### [Instructions to follow]
Repeat exactly, and only, the lines from the line containing "Give me the" through the last line of the records below, including both.

### [Extracted records]
········
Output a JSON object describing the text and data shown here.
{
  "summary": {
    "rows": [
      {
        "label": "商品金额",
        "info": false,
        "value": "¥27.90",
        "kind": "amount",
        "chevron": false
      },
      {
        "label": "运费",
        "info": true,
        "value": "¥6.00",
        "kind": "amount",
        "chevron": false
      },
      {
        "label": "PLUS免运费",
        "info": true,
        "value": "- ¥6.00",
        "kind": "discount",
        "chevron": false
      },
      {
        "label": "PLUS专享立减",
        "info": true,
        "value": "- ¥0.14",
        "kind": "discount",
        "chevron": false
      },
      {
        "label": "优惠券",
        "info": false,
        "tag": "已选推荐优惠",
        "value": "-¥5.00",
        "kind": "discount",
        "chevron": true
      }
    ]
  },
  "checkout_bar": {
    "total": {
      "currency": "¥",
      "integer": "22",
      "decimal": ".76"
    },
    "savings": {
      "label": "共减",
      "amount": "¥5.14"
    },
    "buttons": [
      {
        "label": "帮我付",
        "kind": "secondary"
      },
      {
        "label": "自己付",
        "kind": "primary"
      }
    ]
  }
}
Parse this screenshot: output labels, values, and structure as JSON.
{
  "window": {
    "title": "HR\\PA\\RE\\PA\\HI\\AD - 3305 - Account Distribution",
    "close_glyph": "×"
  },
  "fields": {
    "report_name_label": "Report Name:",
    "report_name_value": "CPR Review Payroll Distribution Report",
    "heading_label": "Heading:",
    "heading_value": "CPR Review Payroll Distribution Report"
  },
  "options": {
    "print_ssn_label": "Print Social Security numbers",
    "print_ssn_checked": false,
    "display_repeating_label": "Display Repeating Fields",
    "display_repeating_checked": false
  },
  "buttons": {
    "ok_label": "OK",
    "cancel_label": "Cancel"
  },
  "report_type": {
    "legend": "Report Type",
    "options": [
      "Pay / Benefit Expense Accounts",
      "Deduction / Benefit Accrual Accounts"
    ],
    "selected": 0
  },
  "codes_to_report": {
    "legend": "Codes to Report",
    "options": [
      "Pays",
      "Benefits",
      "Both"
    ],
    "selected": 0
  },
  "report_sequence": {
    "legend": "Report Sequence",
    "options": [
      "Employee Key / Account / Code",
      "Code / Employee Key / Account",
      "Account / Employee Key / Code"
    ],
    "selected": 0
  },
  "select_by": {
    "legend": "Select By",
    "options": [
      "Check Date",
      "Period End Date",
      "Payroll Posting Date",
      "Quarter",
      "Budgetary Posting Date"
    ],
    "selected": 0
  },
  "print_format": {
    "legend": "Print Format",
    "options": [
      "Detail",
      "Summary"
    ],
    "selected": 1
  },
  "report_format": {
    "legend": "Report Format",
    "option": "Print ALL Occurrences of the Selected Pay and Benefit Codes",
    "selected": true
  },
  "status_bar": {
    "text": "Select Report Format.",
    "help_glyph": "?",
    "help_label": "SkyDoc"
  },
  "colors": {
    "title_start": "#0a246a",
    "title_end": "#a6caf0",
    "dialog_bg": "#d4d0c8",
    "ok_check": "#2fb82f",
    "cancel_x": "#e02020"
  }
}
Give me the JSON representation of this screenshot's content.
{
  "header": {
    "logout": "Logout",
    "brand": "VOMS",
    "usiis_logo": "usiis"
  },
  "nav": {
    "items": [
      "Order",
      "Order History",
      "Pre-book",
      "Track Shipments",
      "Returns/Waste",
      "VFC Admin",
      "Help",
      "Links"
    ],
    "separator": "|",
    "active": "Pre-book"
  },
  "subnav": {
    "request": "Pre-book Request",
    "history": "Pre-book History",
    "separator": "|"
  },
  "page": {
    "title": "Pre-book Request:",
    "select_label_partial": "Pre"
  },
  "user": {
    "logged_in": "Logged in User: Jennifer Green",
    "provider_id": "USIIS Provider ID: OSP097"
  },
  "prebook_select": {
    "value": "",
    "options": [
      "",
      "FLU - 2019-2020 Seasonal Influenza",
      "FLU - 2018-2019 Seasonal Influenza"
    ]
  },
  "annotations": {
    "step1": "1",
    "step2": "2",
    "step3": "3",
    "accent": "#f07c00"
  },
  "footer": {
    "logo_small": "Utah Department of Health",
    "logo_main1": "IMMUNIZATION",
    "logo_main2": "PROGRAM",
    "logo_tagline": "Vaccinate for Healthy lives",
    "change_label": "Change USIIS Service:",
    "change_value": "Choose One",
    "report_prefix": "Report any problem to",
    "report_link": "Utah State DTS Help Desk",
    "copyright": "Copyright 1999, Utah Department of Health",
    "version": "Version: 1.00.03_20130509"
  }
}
········
### [Task answer]
Give me the JSON representation of this screenshot's content.
{
  "header": {
    "logout": "Logout",
    "brand": "VOMS",
    "usiis_logo": "usiis"
  },
  "nav": {
    "items": [
      "Order",
      "Order History",
      "Pre-book",
      "Track Shipments",
      "Returns/Waste",
      "VFC Admin",
      "Help",
      "Links"
    ],
    "separator": "|",
    "active": "Pre-book"
  },
  "subnav": {
    "request": "Pre-book Request",
    "history": "Pre-book History",
    "separator": "|"
  },
  "page": {
    "title": "Pre-book Request:",
    "select_label_partial": "Pre"
  },
  "user": {
    "logged_in": "Logged in User: Jennifer Green",
    "provider_id": "USIIS Provider ID: OSP097"
  },
  "prebook_select": {
    "value": "",
    "options": [
      "",
      "FLU - 2019-2020 Seasonal Influenza",
      "FLU - 2018-2019 Seasonal Influenza"
    ]
  },
  "annotations": {
    "step1": "1",
    "step2": "2",
    "step3": "3",
    "accent": "#f07c00"
  },
  "footer": {
    "logo_small": "Utah Department of Health",
    "logo_main1": "IMMUNIZATION",
    "logo_main2": "PROGRAM",
    "logo_tagline": "Vaccinate for Healthy lives",
    "change_label": "Change USIIS Service:",
    "change_value": "Choose One",
    "report_prefix": "Report any problem to",
    "report_link": "Utah State DTS Help Desk",
    "copyright": "Copyright 1999, Utah Department of Health",
    "version": "Version: 1.00.03_20130509"
  }
}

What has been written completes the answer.